# Data
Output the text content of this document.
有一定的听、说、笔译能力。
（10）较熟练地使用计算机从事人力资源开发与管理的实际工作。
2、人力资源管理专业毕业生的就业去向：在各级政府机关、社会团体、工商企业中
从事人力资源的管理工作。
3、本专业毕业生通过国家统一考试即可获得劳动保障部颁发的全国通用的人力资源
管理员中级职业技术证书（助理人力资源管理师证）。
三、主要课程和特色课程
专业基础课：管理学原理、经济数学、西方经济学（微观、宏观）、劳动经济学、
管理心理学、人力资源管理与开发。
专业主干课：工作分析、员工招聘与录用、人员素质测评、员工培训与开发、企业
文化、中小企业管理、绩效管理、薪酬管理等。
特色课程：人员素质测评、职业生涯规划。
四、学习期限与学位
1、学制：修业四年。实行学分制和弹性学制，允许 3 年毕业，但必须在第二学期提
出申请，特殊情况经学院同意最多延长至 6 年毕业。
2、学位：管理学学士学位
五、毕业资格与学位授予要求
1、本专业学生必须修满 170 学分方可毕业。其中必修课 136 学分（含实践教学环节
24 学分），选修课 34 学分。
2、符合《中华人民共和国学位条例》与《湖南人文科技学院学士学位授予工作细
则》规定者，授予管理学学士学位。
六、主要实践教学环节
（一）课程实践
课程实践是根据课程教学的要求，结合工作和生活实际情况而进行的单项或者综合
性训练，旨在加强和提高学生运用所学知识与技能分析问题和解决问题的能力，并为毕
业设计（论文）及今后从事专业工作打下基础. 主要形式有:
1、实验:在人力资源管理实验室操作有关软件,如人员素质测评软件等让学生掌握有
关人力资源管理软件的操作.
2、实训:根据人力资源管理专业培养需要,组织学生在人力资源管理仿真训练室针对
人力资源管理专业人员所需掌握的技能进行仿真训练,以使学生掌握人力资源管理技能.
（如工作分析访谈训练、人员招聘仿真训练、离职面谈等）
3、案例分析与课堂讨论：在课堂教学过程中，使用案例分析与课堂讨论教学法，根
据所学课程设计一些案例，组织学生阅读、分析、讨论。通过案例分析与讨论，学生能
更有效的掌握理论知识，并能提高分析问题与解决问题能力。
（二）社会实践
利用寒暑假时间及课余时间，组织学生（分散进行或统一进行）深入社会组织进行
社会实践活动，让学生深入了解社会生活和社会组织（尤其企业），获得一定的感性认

# Task instructions
Repeat the records above in full, character for character.

# Full output
Output the text content of this document.
有一定的听、说、笔译能力。
（10）较熟练地使用计算机从事人力资源开发与管理的实际工作。
2、人力资源管理专业毕业生的就业去向：在各级政府机关、社会团体、工商企业中
从事人力资源的管理工作。
3、本专业毕业生通过国家统一考试即可获得劳动保障部颁发的全国通用的人力资源
管理员中级职业技术证书（助理人力资源管理师证）。
三、主要课程和特色课程
专业基础课：管理学原理、经济数学、西方经济学（微观、宏观）、劳动经济学、
管理心理学、人力资源管理与开发。
专业主干课：工作分析、员工招聘与录用、人员素质测评、员工培训与开发、企业
文化、中小企业管理、绩效管理、薪酬管理等。
特色课程：人员素质测评、职业生涯规划。
四、学习期限与学位
1、学制：修业四年。实行学分制和弹性学制，允许 3 年毕业，但必须在第二学期提
出申请，特殊情况经学院同意最多延长至 6 年毕业。
2、学位：管理学学士学位
五、毕业资格与学位授予要求
1、本专业学生必须修满 170 学分方可毕业。其中必修课 136 学分（含实践教学环节
24 学分），选修课 34 学分。
2、符合《中华人民共和国学位条例》与《湖南人文科技学院学士学位授予工作细
则》规定者，授予管理学学士学位。
六、主要实践教学环节
（一）课程实践
课程实践是根据课程教学的要求，结合工作和生活实际情况而进行的单项或者综合
性训练，旨在加强和提高学生运用所学知识与技能分析问题和解决问题的能力，并为毕
业设计（论文）及今后从事专业工作打下基础. 主要形式有:
1、实验:在人力资源管理实验室操作有关软件,如人员素质测评软件等让学生掌握有
关人力资源管理软件的操作.
2、实训:根据人力资源管理专业培养需要,组织学生在人力资源管理仿真训练室针对
人力资源管理专业人员所需掌握的技能进行仿真训练,以使学生掌握人力资源管理技能.
（如工作分析访谈训练、人员招聘仿真训练、离职面谈等）
3、案例分析与课堂讨论：在课堂教学过程中，使用案例分析与课堂讨论教学法，根
据所学课程设计一些案例，组织学生阅读、分析、讨论。通过案例分析与讨论，学生能
更有效的掌握理论知识，并能提高分析问题与解决问题能力。
（二）社会实践
利用寒暑假时间及课余时间，组织学生（分散进行或统一进行）深入社会组织进行
社会实践活动，让学生深入了解社会生活和社会组织（尤其企业），获得一定的感性认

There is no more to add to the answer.